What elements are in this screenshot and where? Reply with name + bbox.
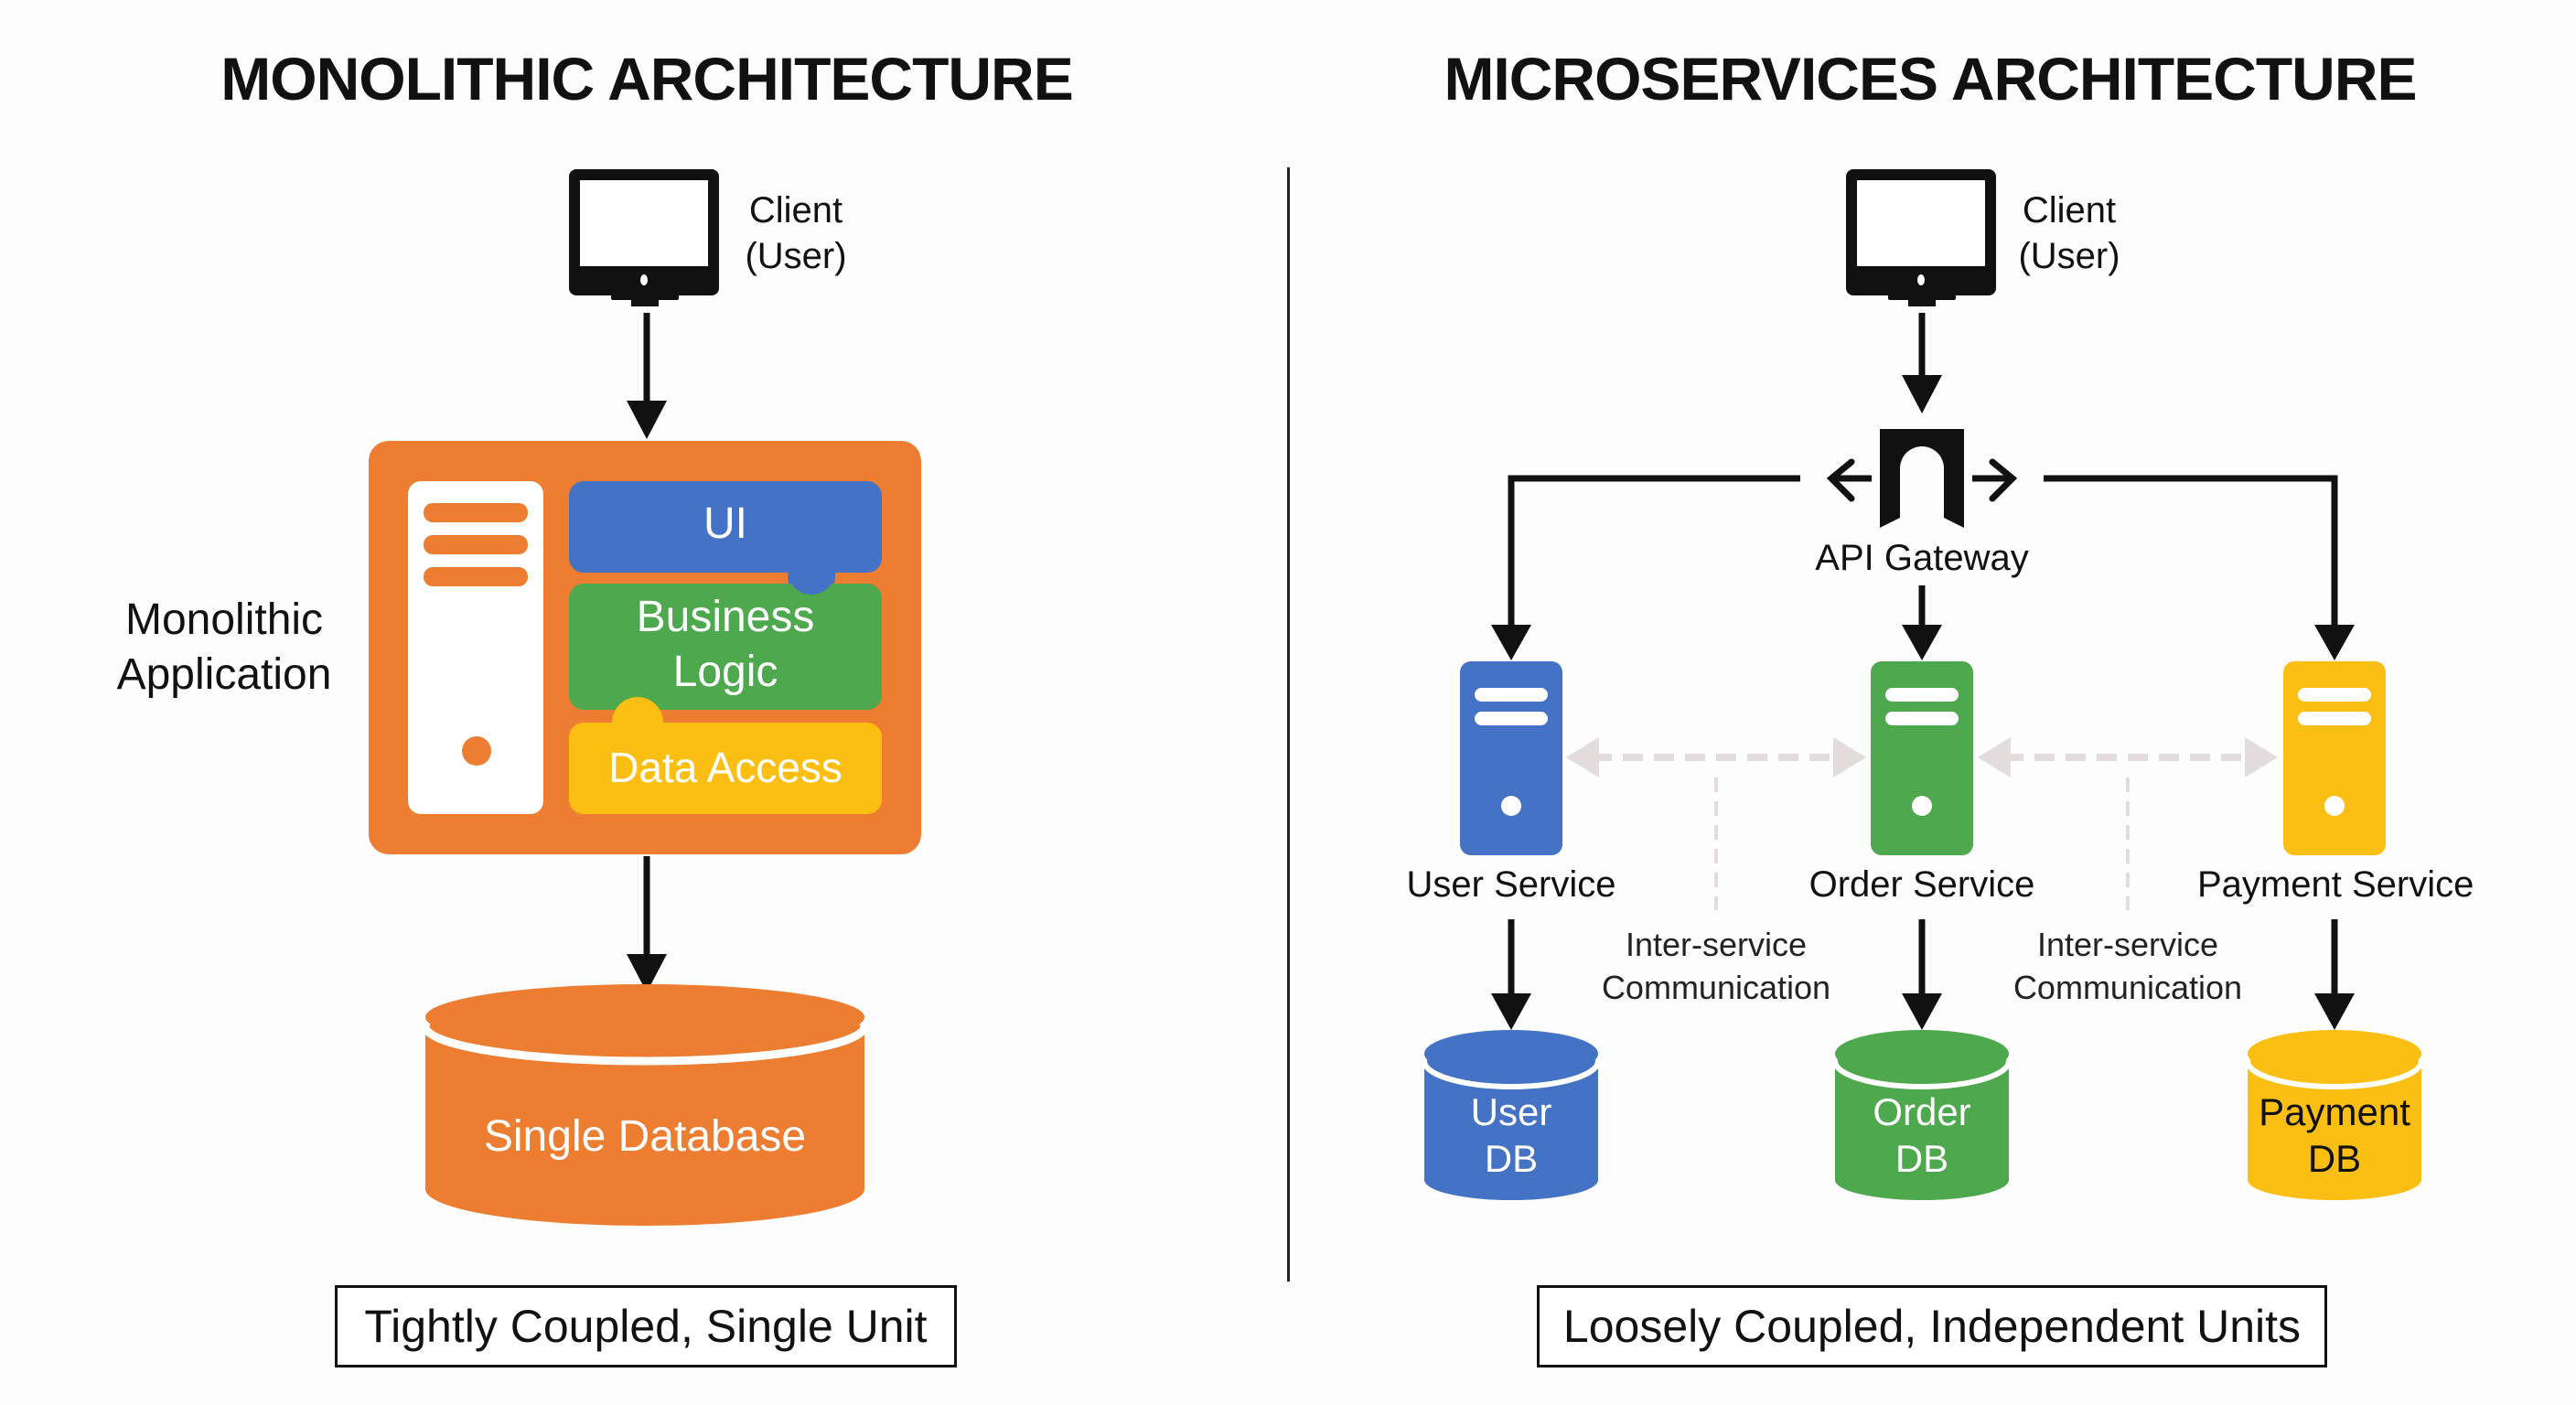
microservices-caption: Loosely Coupled, Independent Units (1537, 1285, 2327, 1367)
db-label-line1: Order (1873, 1090, 1971, 1133)
single-database-cylinder (421, 984, 869, 1226)
arrow-user-service-to-db (1491, 919, 1531, 1030)
monolithic-title: MONOLITHIC ARCHITECTURE (220, 45, 1074, 113)
client-label-line2: (User) (745, 236, 847, 276)
inter-service-line2: Communication (1601, 968, 1831, 1006)
payment-service-server-icon (2283, 661, 2386, 855)
api-gateway-icon (1826, 429, 2018, 528)
user-service-server-icon (1460, 661, 1562, 855)
business-logic-line1: Business (636, 593, 815, 641)
db-label-line2: DB (1894, 1137, 1949, 1181)
microservices-client-label: Client (User) (2005, 188, 2133, 279)
arrow-gateway-to-order-service (1902, 585, 1942, 660)
api-gateway-label: API Gateway (1815, 538, 2029, 578)
arrow-gateway-to-user-service (1491, 475, 1800, 660)
inter-service-label-2: Inter-service Communication (1991, 924, 2265, 1010)
arrow-client-to-gateway (1902, 313, 1942, 413)
business-logic-layer-label: Business Logic (569, 590, 882, 700)
monolithic-client-label: Client (User) (732, 188, 860, 279)
order-service-label: Order Service (1809, 864, 2035, 905)
business-logic-line2: Logic (672, 648, 778, 696)
inter-service-line2: Communication (2012, 968, 2243, 1006)
data-access-layer-label: Data Access (608, 744, 843, 791)
inter-service-arrow-user-order (1566, 737, 1866, 910)
user-db-label: User DB (1424, 1089, 1598, 1182)
arrow-order-service-to-db (1902, 919, 1942, 1030)
inter-service-label-1: Inter-service Communication (1579, 924, 1853, 1010)
ui-connector-tab (788, 547, 835, 595)
db-label-line1: Payment (2259, 1090, 2410, 1133)
order-db-cylinder (1832, 1030, 2012, 1200)
section-divider (1287, 167, 1290, 1282)
app-label-line2: Application (116, 650, 332, 699)
monitor-icon (569, 169, 719, 306)
ui-layer-label: UI (703, 499, 747, 548)
arrow-gateway-to-payment-service (2044, 475, 2355, 660)
payment-service-label: Payment Service (2197, 864, 2474, 905)
arrow-app-to-database (627, 856, 667, 992)
client-label-line1: Client (2022, 190, 2117, 231)
microservices-title: MICROSERVICES ARCHITECTURE (1444, 45, 2417, 113)
user-db-cylinder (1422, 1030, 1601, 1200)
order-db-label: Order DB (1835, 1089, 2009, 1182)
monitor-icon (1846, 169, 1996, 306)
db-label-line2: DB (1484, 1137, 1539, 1181)
client-label-line1: Client (748, 190, 843, 231)
data-access-layer-block (569, 697, 882, 814)
client-label-line2: (User) (2018, 236, 2120, 276)
monolithic-app-label: Monolithic Application (91, 593, 357, 702)
single-database-label: Single Database (483, 1112, 807, 1161)
monolithic-caption: Tightly Coupled, Single Unit (335, 1285, 957, 1367)
server-tower-icon (408, 481, 543, 814)
arrow-client-to-app (627, 313, 667, 439)
business-logic-layer-block (569, 584, 882, 710)
inter-service-line1: Inter-service (1625, 926, 1808, 963)
arrow-payment-service-to-db (2314, 919, 2355, 1030)
order-service-server-icon (1871, 661, 1973, 855)
app-label-line1: Monolithic (124, 595, 324, 644)
inter-service-arrow-order-payment (1978, 737, 2278, 910)
inter-service-line1: Inter-service (2036, 926, 2219, 963)
user-service-label: User Service (1406, 864, 1616, 905)
payment-db-label: Payment DB (2238, 1089, 2431, 1182)
payment-db-cylinder (2245, 1030, 2424, 1200)
db-label-line2: DB (2307, 1137, 2362, 1181)
db-label-line1: User (1470, 1090, 1552, 1133)
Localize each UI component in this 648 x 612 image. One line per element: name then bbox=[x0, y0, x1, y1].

..............................

Output, as a JSON list of strings with one entry per line and blank lines omitted, the lines of the data from the line containing "microservices-caption: Loosely Coupled, Independent" through the line containing "arrow-gateway-to-payment-service (2044, 475, 2355, 660)", both included.

[
  "microservices-caption: Loosely Coupled, Independent Units (1537, 1285, 2327, 1367)",
  "db-label-line1: Order (1873, 1090, 1971, 1133)",
  "single-database-cylinder (421, 984, 869, 1226)",
  "arrow-user-service-to-db (1491, 919, 1531, 1030)",
  "monolithic-title: MONOLITHIC ARCHITECTURE (220, 45, 1074, 113)",
  "client-label-line2: (User) (745, 236, 847, 276)",
  "inter-service-line2: Communication (1601, 968, 1831, 1006)",
  "payment-service-server-icon (2283, 661, 2386, 855)",
  "api-gateway-icon (1826, 429, 2018, 528)",
  "user-service-server-icon (1460, 661, 1562, 855)",
  "business-logic-line1: Business (636, 593, 815, 641)",
  "db-label-line2: DB (1894, 1137, 1949, 1181)",
  "microservices-client-label: Client (User) (2005, 188, 2133, 279)",
  "arrow-gateway-to-order-service (1902, 585, 1942, 660)",
  "api-gateway-label: API Gateway (1815, 538, 2029, 578)",
  "arrow-gateway-to-user-service (1491, 475, 1800, 660)",
  "inter-service-label-2: Inter-service Communication (1991, 924, 2265, 1010)",
  "arrow-client-to-gateway (1902, 313, 1942, 413)",
  "business-logic-layer-label: Business Logic (569, 590, 882, 700)",
  "monolithic-client-label: Client (User) (732, 188, 860, 279)",
  "order-service-label: Order Service (1809, 864, 2035, 905)",
  "business-logic-line2: Logic (672, 648, 778, 696)",
  "inter-service-line2: Communication (2012, 968, 2243, 1006)",
  "data-access-layer-label: Data Access (608, 744, 843, 791)",
  "inter-service-arrow-user-order (1566, 737, 1866, 910)",
  "user-db-label: User DB (1424, 1089, 1598, 1182)",
  "arrow-order-service-to-db (1902, 919, 1942, 1030)",
  "inter-service-label-1: Inter-service Communication (1579, 924, 1853, 1010)",
  "ui-connector-tab (788, 547, 835, 595)",
  "db-label-line1: Payment (2259, 1090, 2410, 1133)",
  "order-db-cylinder (1832, 1030, 2012, 1200)",
  "section-divider (1287, 167, 1290, 1282)",
  "app-label-line2: Application (116, 650, 332, 699)",
  "monitor-icon (569, 169, 719, 306)",
  "ui-layer-label: UI (703, 499, 747, 548)",
  "arrow-gateway-to-payment-service (2044, 475, 2355, 660)"
]